[start DATA TO USE]

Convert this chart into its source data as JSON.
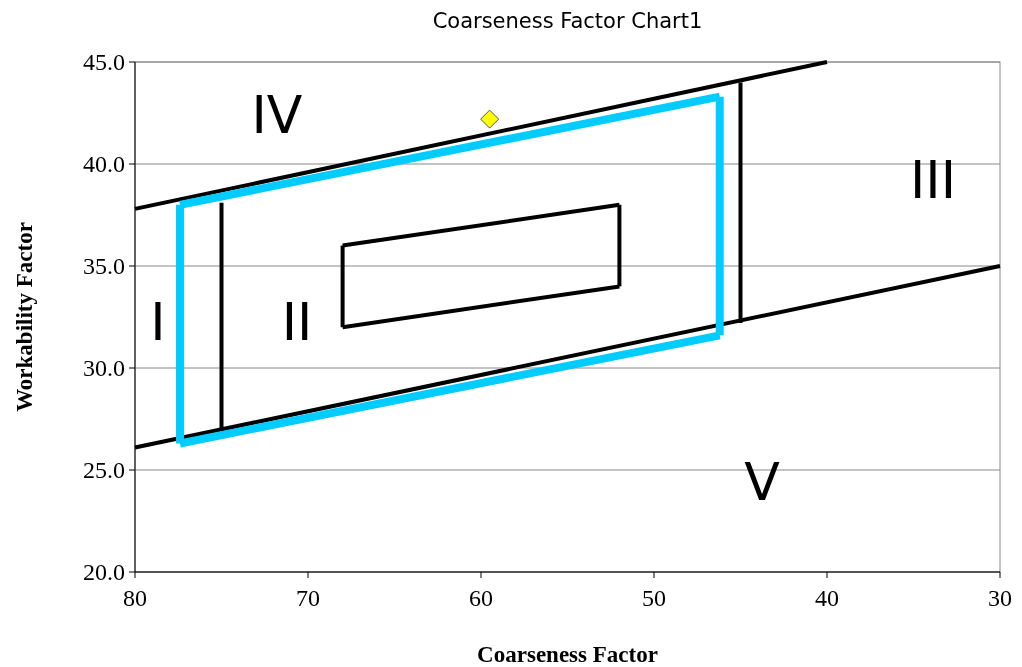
{
  "chart_data": {
    "type": "line",
    "title": "Coarseness Factor Chart1",
    "xlabel": "Coarseness Factor",
    "ylabel": "Workability Factor",
    "xlim": [
      80,
      30
    ],
    "xticks": [
      80,
      70,
      60,
      50,
      40,
      30
    ],
    "ylim": [
      20,
      45
    ],
    "yticks": [
      {
        "value": 20,
        "label": "20.0"
      },
      {
        "value": 25,
        "label": "25.0"
      },
      {
        "value": 30,
        "label": "30.0"
      },
      {
        "value": 35,
        "label": "35.0"
      },
      {
        "value": 40,
        "label": "40.0"
      },
      {
        "value": 45,
        "label": "45.0"
      }
    ],
    "grid": "y",
    "marker": "none",
    "line_style": "solid",
    "series": [
      {
        "color": "#000000",
        "x": [
          80,
          40
        ],
        "values": [
          37.8,
          45
        ]
      },
      {
        "color": "#000000",
        "x": [
          80,
          30
        ],
        "values": [
          26.1,
          35
        ]
      },
      {
        "color": "#000000",
        "x": [
          75,
          75
        ],
        "values": [
          27,
          38.1
        ]
      },
      {
        "color": "#000000",
        "x": [
          45,
          45
        ],
        "values": [
          32.2,
          44
        ]
      },
      {
        "color": "#000000",
        "x": [
          68,
          52
        ],
        "values": [
          36,
          38
        ]
      },
      {
        "color": "#000000",
        "x": [
          52,
          52
        ],
        "values": [
          38,
          34
        ]
      },
      {
        "color": "#000000",
        "x": [
          68,
          52
        ],
        "values": [
          32,
          34
        ]
      },
      {
        "color": "#000000",
        "x": [
          68,
          68
        ],
        "values": [
          32,
          36
        ]
      },
      {
        "color": "#00ccff",
        "x": [
          77.4,
          77.4
        ],
        "values": [
          26.3,
          38
        ]
      },
      {
        "color": "#00ccff",
        "x": [
          77.4,
          46.2
        ],
        "values": [
          38,
          43.3
        ]
      },
      {
        "color": "#00ccff",
        "x": [
          46.2,
          46.2
        ],
        "values": [
          43.3,
          31.6
        ]
      },
      {
        "color": "#00ccff",
        "x": [
          77.4,
          46.2
        ],
        "values": [
          26.3,
          31.6
        ]
      },
      {
        "type": "scatter",
        "marker": "diamond",
        "color": "#ffff00",
        "x": [
          59.5
        ],
        "values": [
          42.2
        ]
      }
    ],
    "annotations": [
      "IV",
      "III",
      "I",
      "II",
      "V"
    ]
  }
}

[end DATA TO USE]

• PROBLEM TO WORK ON
Copy the data character for character, but drop all pictures from the copy.

• ANSWER BELOW
Convert this chart into its source data as JSON.
{
  "chart_data": {
    "type": "line",
    "title": "Coarseness Factor Chart1",
    "xlabel": "Coarseness Factor",
    "ylabel": "Workability Factor",
    "xlim": [
      80,
      30
    ],
    "xticks": [
      80,
      70,
      60,
      50,
      40,
      30
    ],
    "ylim": [
      20,
      45
    ],
    "yticks": [
      {
        "value": 20,
        "label": "20.0"
      },
      {
        "value": 25,
        "label": "25.0"
      },
      {
        "value": 30,
        "label": "30.0"
      },
      {
        "value": 35,
        "label": "35.0"
      },
      {
        "value": 40,
        "label": "40.0"
      },
      {
        "value": 45,
        "label": "45.0"
      }
    ],
    "grid": "y",
    "marker": "none",
    "line_style": "solid",
    "series": [
      {
        "color": "#000000",
        "x": [
          80,
          40
        ],
        "values": [
          37.8,
          45
        ]
      },
      {
        "color": "#000000",
        "x": [
          80,
          30
        ],
        "values": [
          26.1,
          35
        ]
      },
      {
        "color": "#000000",
        "x": [
          75,
          75
        ],
        "values": [
          27,
          38.1
        ]
      },
      {
        "color": "#000000",
        "x": [
          45,
          45
        ],
        "values": [
          32.2,
          44
        ]
      },
      {
        "color": "#000000",
        "x": [
          68,
          52
        ],
        "values": [
          36,
          38
        ]
      },
      {
        "color": "#000000",
        "x": [
          52,
          52
        ],
        "values": [
          38,
          34
        ]
      },
      {
        "color": "#000000",
        "x": [
          68,
          52
        ],
        "values": [
          32,
          34
        ]
      },
      {
        "color": "#000000",
        "x": [
          68,
          68
        ],
        "values": [
          32,
          36
        ]
      },
      {
        "color": "#00ccff",
        "x": [
          77.4,
          77.4
        ],
        "values": [
          26.3,
          38
        ]
      },
      {
        "color": "#00ccff",
        "x": [
          77.4,
          46.2
        ],
        "values": [
          38,
          43.3
        ]
      },
      {
        "color": "#00ccff",
        "x": [
          46.2,
          46.2
        ],
        "values": [
          43.3,
          31.6
        ]
      },
      {
        "color": "#00ccff",
        "x": [
          77.4,
          46.2
        ],
        "values": [
          26.3,
          31.6
        ]
      },
      {
        "type": "scatter",
        "marker": "diamond",
        "color": "#ffff00",
        "x": [
          59.5
        ],
        "values": [
          42.2
        ]
      }
    ],
    "annotations": [
      "IV",
      "III",
      "I",
      "II",
      "V"
    ]
  }
}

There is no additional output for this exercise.